++++ Data entries ++++
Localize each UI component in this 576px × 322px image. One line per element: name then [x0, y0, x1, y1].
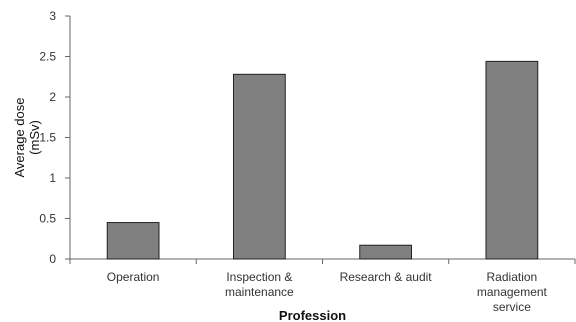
- bars: [106, 60, 539, 260]
- category-labels: Operation Inspection & maintenance Research…: [107, 270, 548, 314]
- x-axis: [69, 258, 576, 264]
- y-tick-label: 3: [49, 9, 56, 23]
- x-tick-label: Inspection & maintenance: [225, 270, 294, 299]
- y-tick-label: 2: [49, 90, 56, 104]
- y-tick-label: 0: [49, 252, 56, 266]
- y-axis: 0 0.5 1 1.5 2 2.5 3: [39, 9, 71, 266]
- bar: [485, 60, 539, 260]
- x-tick-label: Research & audit: [340, 270, 433, 284]
- y-tick-label: 1: [49, 171, 56, 185]
- x-axis-title: Profession: [279, 308, 346, 322]
- bar: [106, 222, 160, 260]
- bar: [359, 244, 413, 260]
- y-axis-title: Average dose(mSv): [12, 98, 42, 178]
- y-tick-label: 1.5: [39, 131, 56, 145]
- y-axis-title-text: Average dose(mSv): [12, 98, 42, 178]
- bar: [232, 73, 286, 260]
- y-tick-label: 2.5: [39, 50, 56, 64]
- y-tick-label: 0.5: [39, 212, 56, 226]
- x-tick-label: Operation: [107, 270, 160, 284]
- x-tick-label: Radiation management service: [477, 270, 548, 314]
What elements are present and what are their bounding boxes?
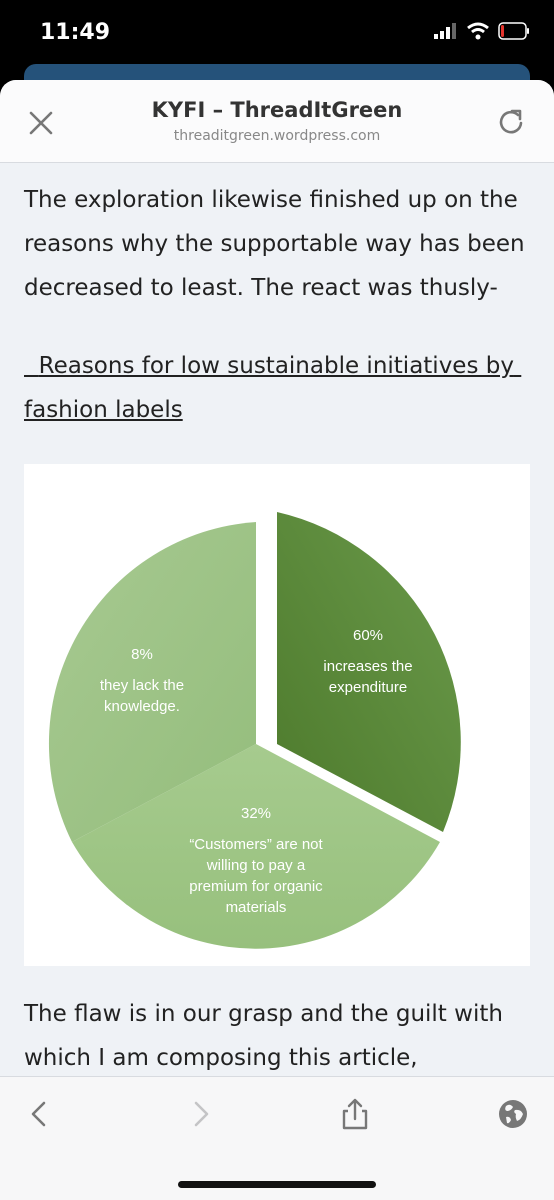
++++
Task to carry out — From the material above, copy every line that contains the string "axis". Matching is case-sensitive.

Written response —
- x-axis: [69, 258, 576, 264]
- y-axis: 0 0.5 1 1.5 2 2.5 3: [39, 9, 71, 266]
- x-axis-title: Profession: [279, 308, 346, 322]
- y-axis-title: Average dose(mSv): [12, 98, 42, 178]
- y-axis-title-text: Average dose(mSv): [12, 98, 42, 178]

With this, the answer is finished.